> _EXERCISE AIM_:
Count the lines below that include the word "para" and write that number alone.
-------
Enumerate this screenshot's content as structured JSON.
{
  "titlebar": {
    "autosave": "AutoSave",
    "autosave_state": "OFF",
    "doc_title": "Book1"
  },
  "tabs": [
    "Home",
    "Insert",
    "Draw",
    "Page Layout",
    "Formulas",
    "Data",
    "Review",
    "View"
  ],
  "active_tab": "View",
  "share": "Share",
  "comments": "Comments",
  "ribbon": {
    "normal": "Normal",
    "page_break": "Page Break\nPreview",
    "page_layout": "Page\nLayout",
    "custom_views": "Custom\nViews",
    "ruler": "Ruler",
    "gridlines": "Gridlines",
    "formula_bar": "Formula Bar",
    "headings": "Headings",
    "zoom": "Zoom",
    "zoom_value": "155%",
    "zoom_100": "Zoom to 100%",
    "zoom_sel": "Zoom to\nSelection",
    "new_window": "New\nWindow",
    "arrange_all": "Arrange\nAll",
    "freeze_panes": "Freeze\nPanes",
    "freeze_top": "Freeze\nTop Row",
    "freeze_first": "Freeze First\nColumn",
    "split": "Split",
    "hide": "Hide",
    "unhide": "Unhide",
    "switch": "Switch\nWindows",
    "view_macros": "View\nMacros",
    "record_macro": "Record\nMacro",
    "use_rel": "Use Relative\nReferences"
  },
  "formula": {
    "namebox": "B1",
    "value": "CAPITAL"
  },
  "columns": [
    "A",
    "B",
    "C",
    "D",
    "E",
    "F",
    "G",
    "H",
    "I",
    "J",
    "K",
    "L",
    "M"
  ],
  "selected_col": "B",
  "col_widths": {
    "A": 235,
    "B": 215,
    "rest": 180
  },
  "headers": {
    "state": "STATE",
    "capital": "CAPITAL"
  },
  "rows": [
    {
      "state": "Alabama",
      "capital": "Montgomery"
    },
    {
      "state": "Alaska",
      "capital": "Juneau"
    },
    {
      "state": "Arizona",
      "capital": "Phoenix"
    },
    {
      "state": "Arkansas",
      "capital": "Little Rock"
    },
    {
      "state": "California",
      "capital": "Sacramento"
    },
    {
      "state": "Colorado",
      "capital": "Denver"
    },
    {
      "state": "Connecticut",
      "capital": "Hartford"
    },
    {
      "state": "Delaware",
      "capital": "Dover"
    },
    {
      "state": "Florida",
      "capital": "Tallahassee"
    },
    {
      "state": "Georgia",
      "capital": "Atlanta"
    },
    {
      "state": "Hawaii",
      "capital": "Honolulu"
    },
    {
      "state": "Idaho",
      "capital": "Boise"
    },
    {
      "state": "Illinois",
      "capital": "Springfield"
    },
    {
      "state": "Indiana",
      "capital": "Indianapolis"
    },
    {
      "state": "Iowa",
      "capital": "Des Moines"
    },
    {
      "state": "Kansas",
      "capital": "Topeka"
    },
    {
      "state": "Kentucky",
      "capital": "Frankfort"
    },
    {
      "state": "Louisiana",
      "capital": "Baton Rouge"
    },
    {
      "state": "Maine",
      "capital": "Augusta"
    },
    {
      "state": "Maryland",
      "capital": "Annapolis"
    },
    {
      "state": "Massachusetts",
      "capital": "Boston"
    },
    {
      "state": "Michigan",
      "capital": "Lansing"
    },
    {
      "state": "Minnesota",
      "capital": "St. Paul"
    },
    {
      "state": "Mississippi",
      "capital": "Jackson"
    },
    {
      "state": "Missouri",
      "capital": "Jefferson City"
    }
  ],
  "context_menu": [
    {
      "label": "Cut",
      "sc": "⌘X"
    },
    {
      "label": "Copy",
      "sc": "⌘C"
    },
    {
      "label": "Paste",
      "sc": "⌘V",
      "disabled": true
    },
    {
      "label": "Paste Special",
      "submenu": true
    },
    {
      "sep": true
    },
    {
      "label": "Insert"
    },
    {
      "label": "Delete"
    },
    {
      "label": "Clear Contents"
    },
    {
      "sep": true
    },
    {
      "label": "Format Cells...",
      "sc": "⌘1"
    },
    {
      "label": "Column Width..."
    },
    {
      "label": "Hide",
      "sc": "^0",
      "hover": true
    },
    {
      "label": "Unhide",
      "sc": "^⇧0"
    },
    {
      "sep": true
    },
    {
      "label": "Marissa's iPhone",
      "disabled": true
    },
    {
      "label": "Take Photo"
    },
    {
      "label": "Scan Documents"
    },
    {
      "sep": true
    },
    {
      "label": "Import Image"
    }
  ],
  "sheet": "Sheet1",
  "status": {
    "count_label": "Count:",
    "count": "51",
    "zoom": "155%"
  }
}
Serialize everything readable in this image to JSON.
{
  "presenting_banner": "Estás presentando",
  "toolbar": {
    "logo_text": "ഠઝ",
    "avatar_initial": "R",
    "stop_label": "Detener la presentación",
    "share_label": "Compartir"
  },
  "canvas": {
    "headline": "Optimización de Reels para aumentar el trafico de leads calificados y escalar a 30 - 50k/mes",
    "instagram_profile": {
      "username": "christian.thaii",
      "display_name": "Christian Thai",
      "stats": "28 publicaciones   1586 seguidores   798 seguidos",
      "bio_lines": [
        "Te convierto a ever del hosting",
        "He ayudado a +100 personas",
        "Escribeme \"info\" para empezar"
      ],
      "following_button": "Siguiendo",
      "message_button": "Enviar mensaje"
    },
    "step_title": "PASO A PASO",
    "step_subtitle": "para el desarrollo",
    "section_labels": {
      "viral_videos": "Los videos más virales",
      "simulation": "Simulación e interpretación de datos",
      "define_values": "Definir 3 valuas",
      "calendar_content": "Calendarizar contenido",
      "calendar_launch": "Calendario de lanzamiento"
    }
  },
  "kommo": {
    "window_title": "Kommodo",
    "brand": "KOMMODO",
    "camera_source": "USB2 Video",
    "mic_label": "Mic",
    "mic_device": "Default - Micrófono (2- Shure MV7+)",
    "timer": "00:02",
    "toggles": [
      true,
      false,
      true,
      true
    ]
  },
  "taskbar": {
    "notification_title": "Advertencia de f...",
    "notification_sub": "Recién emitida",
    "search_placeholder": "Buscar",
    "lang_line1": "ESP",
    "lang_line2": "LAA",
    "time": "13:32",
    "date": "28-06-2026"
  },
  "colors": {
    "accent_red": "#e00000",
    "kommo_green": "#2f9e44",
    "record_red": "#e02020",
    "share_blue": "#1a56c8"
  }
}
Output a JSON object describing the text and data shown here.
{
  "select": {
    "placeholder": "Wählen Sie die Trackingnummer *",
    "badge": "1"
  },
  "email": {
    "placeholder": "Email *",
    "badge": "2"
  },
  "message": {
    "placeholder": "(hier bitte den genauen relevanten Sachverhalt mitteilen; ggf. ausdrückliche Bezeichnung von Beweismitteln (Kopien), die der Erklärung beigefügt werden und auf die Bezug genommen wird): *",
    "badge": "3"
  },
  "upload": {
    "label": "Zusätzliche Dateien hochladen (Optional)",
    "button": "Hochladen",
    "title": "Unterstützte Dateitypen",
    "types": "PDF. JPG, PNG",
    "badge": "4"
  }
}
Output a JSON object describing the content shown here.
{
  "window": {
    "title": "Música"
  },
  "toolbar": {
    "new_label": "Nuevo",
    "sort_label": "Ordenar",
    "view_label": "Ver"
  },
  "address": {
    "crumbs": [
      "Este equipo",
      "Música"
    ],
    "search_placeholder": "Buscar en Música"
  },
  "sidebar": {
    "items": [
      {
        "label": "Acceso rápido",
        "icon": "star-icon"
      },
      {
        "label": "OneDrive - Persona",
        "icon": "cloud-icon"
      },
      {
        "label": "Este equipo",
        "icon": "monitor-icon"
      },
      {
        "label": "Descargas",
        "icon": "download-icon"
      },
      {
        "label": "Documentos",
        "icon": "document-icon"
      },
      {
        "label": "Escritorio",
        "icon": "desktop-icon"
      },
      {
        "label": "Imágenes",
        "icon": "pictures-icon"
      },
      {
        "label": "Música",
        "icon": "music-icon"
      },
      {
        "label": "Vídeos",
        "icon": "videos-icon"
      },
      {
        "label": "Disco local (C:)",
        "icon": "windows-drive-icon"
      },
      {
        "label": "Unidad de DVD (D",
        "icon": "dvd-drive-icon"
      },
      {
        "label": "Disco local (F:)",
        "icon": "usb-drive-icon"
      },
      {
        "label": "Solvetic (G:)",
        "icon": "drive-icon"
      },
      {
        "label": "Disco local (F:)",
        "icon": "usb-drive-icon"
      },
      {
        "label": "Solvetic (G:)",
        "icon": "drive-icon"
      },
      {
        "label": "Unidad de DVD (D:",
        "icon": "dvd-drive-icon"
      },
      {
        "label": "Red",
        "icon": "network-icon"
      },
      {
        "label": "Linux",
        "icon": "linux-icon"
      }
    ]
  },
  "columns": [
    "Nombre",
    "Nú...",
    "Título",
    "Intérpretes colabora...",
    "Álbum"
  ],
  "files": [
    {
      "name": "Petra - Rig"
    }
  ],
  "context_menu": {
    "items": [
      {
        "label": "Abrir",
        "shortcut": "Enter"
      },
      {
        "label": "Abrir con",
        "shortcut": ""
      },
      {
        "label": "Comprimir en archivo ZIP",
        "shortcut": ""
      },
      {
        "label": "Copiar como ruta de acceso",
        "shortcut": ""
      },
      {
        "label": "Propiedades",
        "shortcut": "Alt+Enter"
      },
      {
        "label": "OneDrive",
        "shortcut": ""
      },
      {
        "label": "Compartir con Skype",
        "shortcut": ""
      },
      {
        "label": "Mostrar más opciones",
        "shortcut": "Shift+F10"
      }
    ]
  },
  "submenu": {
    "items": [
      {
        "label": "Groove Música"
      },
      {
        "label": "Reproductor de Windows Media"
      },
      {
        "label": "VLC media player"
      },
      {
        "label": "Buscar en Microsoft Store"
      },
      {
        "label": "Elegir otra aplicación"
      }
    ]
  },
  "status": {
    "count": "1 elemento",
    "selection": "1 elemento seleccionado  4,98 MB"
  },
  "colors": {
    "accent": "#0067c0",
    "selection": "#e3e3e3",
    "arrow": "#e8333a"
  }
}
-------
> _TASK OUTPUT_:
3